:: SUPPLIED RECORDS

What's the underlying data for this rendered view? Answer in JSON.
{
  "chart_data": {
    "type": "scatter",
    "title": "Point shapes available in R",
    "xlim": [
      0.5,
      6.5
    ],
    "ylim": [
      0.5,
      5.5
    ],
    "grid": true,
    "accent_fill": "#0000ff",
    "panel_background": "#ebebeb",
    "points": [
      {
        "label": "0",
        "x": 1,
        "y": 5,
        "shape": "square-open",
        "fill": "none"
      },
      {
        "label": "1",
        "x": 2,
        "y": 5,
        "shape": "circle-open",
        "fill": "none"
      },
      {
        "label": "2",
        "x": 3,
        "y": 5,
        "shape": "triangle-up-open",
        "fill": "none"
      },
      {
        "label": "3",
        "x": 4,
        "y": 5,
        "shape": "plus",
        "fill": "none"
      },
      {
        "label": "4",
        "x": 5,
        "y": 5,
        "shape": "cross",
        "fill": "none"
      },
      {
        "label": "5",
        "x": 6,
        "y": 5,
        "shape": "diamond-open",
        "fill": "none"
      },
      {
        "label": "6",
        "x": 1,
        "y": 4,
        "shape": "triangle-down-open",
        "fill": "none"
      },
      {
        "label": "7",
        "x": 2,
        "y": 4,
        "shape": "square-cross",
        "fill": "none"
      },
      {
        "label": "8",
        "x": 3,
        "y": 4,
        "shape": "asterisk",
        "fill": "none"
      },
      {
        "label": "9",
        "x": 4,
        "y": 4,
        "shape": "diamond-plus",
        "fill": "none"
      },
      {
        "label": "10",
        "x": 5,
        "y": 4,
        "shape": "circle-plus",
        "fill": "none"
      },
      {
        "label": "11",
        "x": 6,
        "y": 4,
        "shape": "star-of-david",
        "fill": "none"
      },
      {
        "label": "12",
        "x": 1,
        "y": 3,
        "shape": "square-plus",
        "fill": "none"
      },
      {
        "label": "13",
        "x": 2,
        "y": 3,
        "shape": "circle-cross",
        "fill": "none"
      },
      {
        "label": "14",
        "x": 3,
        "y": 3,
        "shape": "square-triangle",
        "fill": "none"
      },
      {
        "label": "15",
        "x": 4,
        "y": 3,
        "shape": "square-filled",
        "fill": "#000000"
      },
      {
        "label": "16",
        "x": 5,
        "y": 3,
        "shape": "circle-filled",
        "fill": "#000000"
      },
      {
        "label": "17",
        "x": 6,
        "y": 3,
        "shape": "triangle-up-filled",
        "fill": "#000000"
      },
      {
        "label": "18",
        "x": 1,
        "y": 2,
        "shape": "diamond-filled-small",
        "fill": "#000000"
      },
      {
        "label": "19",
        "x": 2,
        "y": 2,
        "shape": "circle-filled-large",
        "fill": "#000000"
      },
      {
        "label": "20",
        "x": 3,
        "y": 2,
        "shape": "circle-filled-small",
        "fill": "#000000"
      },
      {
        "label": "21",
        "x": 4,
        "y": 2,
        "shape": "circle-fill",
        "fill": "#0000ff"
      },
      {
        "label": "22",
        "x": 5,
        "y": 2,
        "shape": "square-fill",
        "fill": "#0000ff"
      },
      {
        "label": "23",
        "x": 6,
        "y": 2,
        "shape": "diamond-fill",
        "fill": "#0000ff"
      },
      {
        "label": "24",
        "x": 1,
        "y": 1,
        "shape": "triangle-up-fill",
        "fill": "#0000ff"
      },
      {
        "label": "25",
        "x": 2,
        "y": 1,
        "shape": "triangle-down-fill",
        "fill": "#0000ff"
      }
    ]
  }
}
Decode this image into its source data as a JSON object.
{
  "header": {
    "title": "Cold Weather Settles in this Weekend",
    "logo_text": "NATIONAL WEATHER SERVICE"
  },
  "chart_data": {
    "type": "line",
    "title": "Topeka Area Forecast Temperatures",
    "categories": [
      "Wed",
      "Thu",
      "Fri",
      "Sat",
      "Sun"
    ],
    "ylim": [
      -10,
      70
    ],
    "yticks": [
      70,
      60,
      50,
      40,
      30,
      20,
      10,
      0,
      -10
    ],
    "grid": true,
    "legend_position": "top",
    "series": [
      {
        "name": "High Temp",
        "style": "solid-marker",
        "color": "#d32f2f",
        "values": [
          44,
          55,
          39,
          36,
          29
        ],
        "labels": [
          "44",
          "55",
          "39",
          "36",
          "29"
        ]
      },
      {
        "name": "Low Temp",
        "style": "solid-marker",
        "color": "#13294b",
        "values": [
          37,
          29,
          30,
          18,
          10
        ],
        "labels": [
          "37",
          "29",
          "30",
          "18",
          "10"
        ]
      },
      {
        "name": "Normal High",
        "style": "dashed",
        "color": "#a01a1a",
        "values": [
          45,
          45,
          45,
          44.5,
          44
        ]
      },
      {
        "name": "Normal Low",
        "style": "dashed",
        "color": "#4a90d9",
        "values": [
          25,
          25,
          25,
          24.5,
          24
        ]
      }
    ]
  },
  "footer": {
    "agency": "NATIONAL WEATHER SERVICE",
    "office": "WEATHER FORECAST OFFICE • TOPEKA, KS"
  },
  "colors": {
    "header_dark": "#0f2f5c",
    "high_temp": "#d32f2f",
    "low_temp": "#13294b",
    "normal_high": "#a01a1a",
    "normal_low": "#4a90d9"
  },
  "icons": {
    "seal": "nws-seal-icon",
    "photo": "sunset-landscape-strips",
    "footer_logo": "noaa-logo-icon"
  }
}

::::

**BRIEF:** Copy each record from above without leaving any out.

**SOLUTION BELOW:**
What's the underlying data for this rendered view? Answer in JSON.
{
  "chart_data": {
    "type": "scatter",
    "title": "Point shapes available in R",
    "xlim": [
      0.5,
      6.5
    ],
    "ylim": [
      0.5,
      5.5
    ],
    "grid": true,
    "accent_fill": "#0000ff",
    "panel_background": "#ebebeb",
    "points": [
      {
        "label": "0",
        "x": 1,
        "y": 5,
        "shape": "square-open",
        "fill": "none"
      },
      {
        "label": "1",
        "x": 2,
        "y": 5,
        "shape": "circle-open",
        "fill": "none"
      },
      {
        "label": "2",
        "x": 3,
        "y": 5,
        "shape": "triangle-up-open",
        "fill": "none"
      },
      {
        "label": "3",
        "x": 4,
        "y": 5,
        "shape": "plus",
        "fill": "none"
      },
      {
        "label": "4",
        "x": 5,
        "y": 5,
        "shape": "cross",
        "fill": "none"
      },
      {
        "label": "5",
        "x": 6,
        "y": 5,
        "shape": "diamond-open",
        "fill": "none"
      },
      {
        "label": "6",
        "x": 1,
        "y": 4,
        "shape": "triangle-down-open",
        "fill": "none"
      },
      {
        "label": "7",
        "x": 2,
        "y": 4,
        "shape": "square-cross",
        "fill": "none"
      },
      {
        "label": "8",
        "x": 3,
        "y": 4,
        "shape": "asterisk",
        "fill": "none"
      },
      {
        "label": "9",
        "x": 4,
        "y": 4,
        "shape": "diamond-plus",
        "fill": "none"
      },
      {
        "label": "10",
        "x": 5,
        "y": 4,
        "shape": "circle-plus",
        "fill": "none"
      },
      {
        "label": "11",
        "x": 6,
        "y": 4,
        "shape": "star-of-david",
        "fill": "none"
      },
      {
        "label": "12",
        "x": 1,
        "y": 3,
        "shape": "square-plus",
        "fill": "none"
      },
      {
        "label": "13",
        "x": 2,
        "y": 3,
        "shape": "circle-cross",
        "fill": "none"
      },
      {
        "label": "14",
        "x": 3,
        "y": 3,
        "shape": "square-triangle",
        "fill": "none"
      },
      {
        "label": "15",
        "x": 4,
        "y": 3,
        "shape": "square-filled",
        "fill": "#000000"
      },
      {
        "label": "16",
        "x": 5,
        "y": 3,
        "shape": "circle-filled",
        "fill": "#000000"
      },
      {
        "label": "17",
        "x": 6,
        "y": 3,
        "shape": "triangle-up-filled",
        "fill": "#000000"
      },
      {
        "label": "18",
        "x": 1,
        "y": 2,
        "shape": "diamond-filled-small",
        "fill": "#000000"
      },
      {
        "label": "19",
        "x": 2,
        "y": 2,
        "shape": "circle-filled-large",
        "fill": "#000000"
      },
      {
        "label": "20",
        "x": 3,
        "y": 2,
        "shape": "circle-filled-small",
        "fill": "#000000"
      },
      {
        "label": "21",
        "x": 4,
        "y": 2,
        "shape": "circle-fill",
        "fill": "#0000ff"
      },
      {
        "label": "22",
        "x": 5,
        "y": 2,
        "shape": "square-fill",
        "fill": "#0000ff"
      },
      {
        "label": "23",
        "x": 6,
        "y": 2,
        "shape": "diamond-fill",
        "fill": "#0000ff"
      },
      {
        "label": "24",
        "x": 1,
        "y": 1,
        "shape": "triangle-up-fill",
        "fill": "#0000ff"
      },
      {
        "label": "25",
        "x": 2,
        "y": 1,
        "shape": "triangle-down-fill",
        "fill": "#0000ff"
      }
    ]
  }
}
Decode this image into its source data as a JSON object.
{
  "header": {
    "title": "Cold Weather Settles in this Weekend",
    "logo_text": "NATIONAL WEATHER SERVICE"
  },
  "chart_data": {
    "type": "line",
    "title": "Topeka Area Forecast Temperatures",
    "categories": [
      "Wed",
      "Thu",
      "Fri",
      "Sat",
      "Sun"
    ],
    "ylim": [
      -10,
      70
    ],
    "yticks": [
      70,
      60,
      50,
      40,
      30,
      20,
      10,
      0,
      -10
    ],
    "grid": true,
    "legend_position": "top",
    "series": [
      {
        "name": "High Temp",
        "style": "solid-marker",
        "color": "#d32f2f",
        "values": [
          44,
          55,
          39,
          36,
          29
        ],
        "labels": [
          "44",
          "55",
          "39",
          "36",
          "29"
        ]
      },
      {
        "name": "Low Temp",
        "style": "solid-marker",
        "color": "#13294b",
        "values": [
          37,
          29,
          30,
          18,
          10
        ],
        "labels": [
          "37",
          "29",
          "30",
          "18",
          "10"
        ]
      },
      {
        "name": "Normal High",
        "style": "dashed",
        "color": "#a01a1a",
        "values": [
          45,
          45,
          45,
          44.5,
          44
        ]
      },
      {
        "name": "Normal Low",
        "style": "dashed",
        "color": "#4a90d9",
        "values": [
          25,
          25,
          25,
          24.5,
          24
        ]
      }
    ]
  },
  "footer": {
    "agency": "NATIONAL WEATHER SERVICE",
    "office": "WEATHER FORECAST OFFICE • TOPEKA, KS"
  },
  "colors": {
    "header_dark": "#0f2f5c",
    "high_temp": "#d32f2f",
    "low_temp": "#13294b",
    "normal_high": "#a01a1a",
    "normal_low": "#4a90d9"
  },
  "icons": {
    "seal": "nws-seal-icon",
    "photo": "sunset-landscape-strips",
    "footer_logo": "noaa-logo-icon"
  }
}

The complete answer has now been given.